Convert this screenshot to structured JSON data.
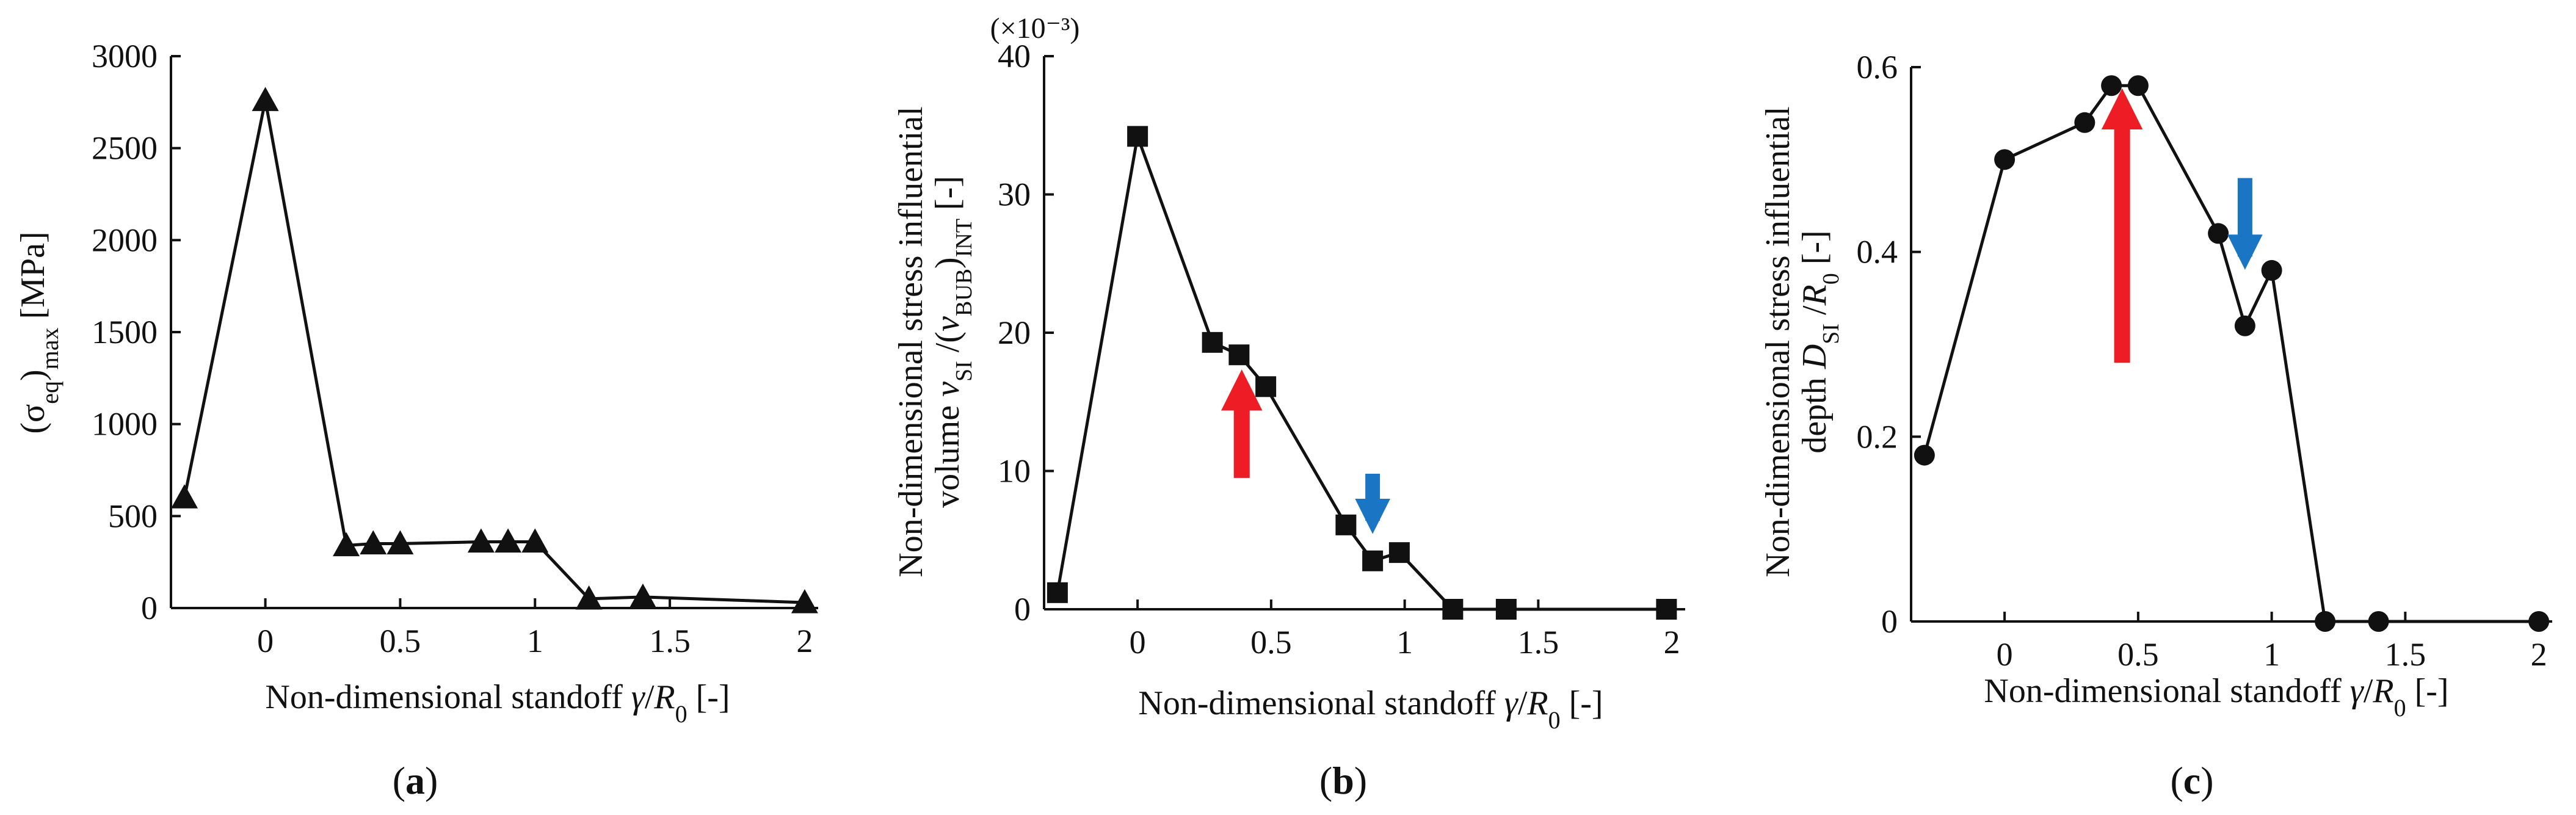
{
  "colors": {
    "ink": "#111111",
    "red_arrow": "#ee1c25",
    "blue_arrow": "#1a75c4"
  },
  "chart_data": [
    {
      "type": "line",
      "panel_label": "a",
      "marker": "triangle",
      "xlabel": {
        "text": "Non-dimensional standoff ",
        "math_main": "γ",
        "math_slash": "/",
        "math_sym": "R",
        "math_sub": "0",
        "unit": " [-]"
      },
      "ylabel": {
        "open": "(σ",
        "sub1": "eq",
        "close": ")",
        "sub2": "max",
        "unit": " [MPa]"
      },
      "xlim": [
        -0.35,
        2.05
      ],
      "ylim": [
        0,
        3000
      ],
      "xticks": [
        0,
        0.5,
        1,
        1.5,
        2
      ],
      "xtick_labels": [
        "0",
        "0.5",
        "1",
        "1.5",
        "2"
      ],
      "yticks": [
        0,
        500,
        1000,
        1500,
        2000,
        2500,
        3000
      ],
      "ytick_labels": [
        "0",
        "500",
        "1000",
        "1500",
        "2000",
        "2500",
        "3000"
      ],
      "x": [
        -0.3,
        0,
        0.3,
        0.4,
        0.5,
        0.8,
        0.9,
        1.0,
        1.2,
        1.4,
        2.0
      ],
      "y": [
        600,
        2760,
        340,
        350,
        350,
        360,
        360,
        360,
        50,
        60,
        30
      ],
      "arrows": []
    },
    {
      "type": "line",
      "panel_label": "b",
      "marker": "square",
      "multiplier": "(×10⁻³)",
      "xlabel": {
        "text": "Non-dimensional standoff ",
        "math_main": "γ",
        "math_slash": "/",
        "math_sym": "R",
        "math_sub": "0",
        "unit": " [-]"
      },
      "ylabel": {
        "line1": "Non-dimensional stress influential",
        "prefix": "volume ",
        "v1": "v",
        "v1sub": "SI",
        "slash": " /(",
        "v2": "v",
        "v2sub": "BUB",
        "close": ")",
        "closesub": "INT",
        "unit": " [-]"
      },
      "xlim": [
        -0.35,
        2.05
      ],
      "ylim": [
        0,
        40
      ],
      "xticks": [
        0,
        0.5,
        1,
        1.5,
        2
      ],
      "xtick_labels": [
        "0",
        "0.5",
        "1",
        "1.5",
        "2"
      ],
      "yticks": [
        0,
        10,
        20,
        30,
        40
      ],
      "ytick_labels": [
        "0",
        "10",
        "20",
        "30",
        "40"
      ],
      "x": [
        -0.3,
        0,
        0.28,
        0.38,
        0.48,
        0.78,
        0.88,
        0.98,
        1.18,
        1.38,
        1.98
      ],
      "y": [
        1.2,
        34.2,
        19.3,
        18.4,
        16.1,
        6.1,
        3.5,
        4.1,
        0,
        0,
        0
      ],
      "arrows": [
        {
          "color": "red",
          "direction": "up",
          "x": 0.39,
          "y_from": 9.5,
          "y_to": 16.2
        },
        {
          "color": "blue",
          "direction": "down",
          "x": 0.88,
          "y_from": 9.8,
          "y_to": 6.4
        }
      ]
    },
    {
      "type": "line",
      "panel_label": "c",
      "marker": "circle",
      "xlabel": {
        "text": "Non-dimensional standoff ",
        "math_main": "γ",
        "math_slash": "/",
        "math_sym": "R",
        "math_sub": "0",
        "unit": " [-]"
      },
      "ylabel": {
        "line1": "Non-dimensional stress influential",
        "prefix": "depth ",
        "d": "D",
        "dsub": "SI",
        "slash": " /",
        "r": "R",
        "rsub": "0",
        "unit": " [-]"
      },
      "xlim": [
        -0.35,
        2.05
      ],
      "ylim": [
        0,
        0.6
      ],
      "xticks": [
        0,
        0.5,
        1,
        1.5,
        2
      ],
      "xtick_labels": [
        "0",
        "0.5",
        "1",
        "1.5",
        "2"
      ],
      "yticks": [
        0,
        0.2,
        0.4,
        0.6
      ],
      "ytick_labels": [
        "0",
        "0.2",
        "0.4",
        "0.6"
      ],
      "x": [
        -0.3,
        0,
        0.3,
        0.4,
        0.5,
        0.8,
        0.9,
        1.0,
        1.2,
        1.4,
        2.0
      ],
      "y": [
        0.18,
        0.5,
        0.54,
        0.58,
        0.58,
        0.42,
        0.32,
        0.38,
        0,
        0,
        0
      ],
      "arrows": [
        {
          "color": "red",
          "direction": "up",
          "x": 0.44,
          "y_from": 0.28,
          "y_to": 0.56
        },
        {
          "color": "blue",
          "direction": "down",
          "x": 0.9,
          "y_from": 0.48,
          "y_to": 0.395
        }
      ]
    }
  ]
}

**WORK TO DO**
Tally up the lines with the word "marker" in them, and answer with that number by itself.

**RESULT FOR THIS TASK**
3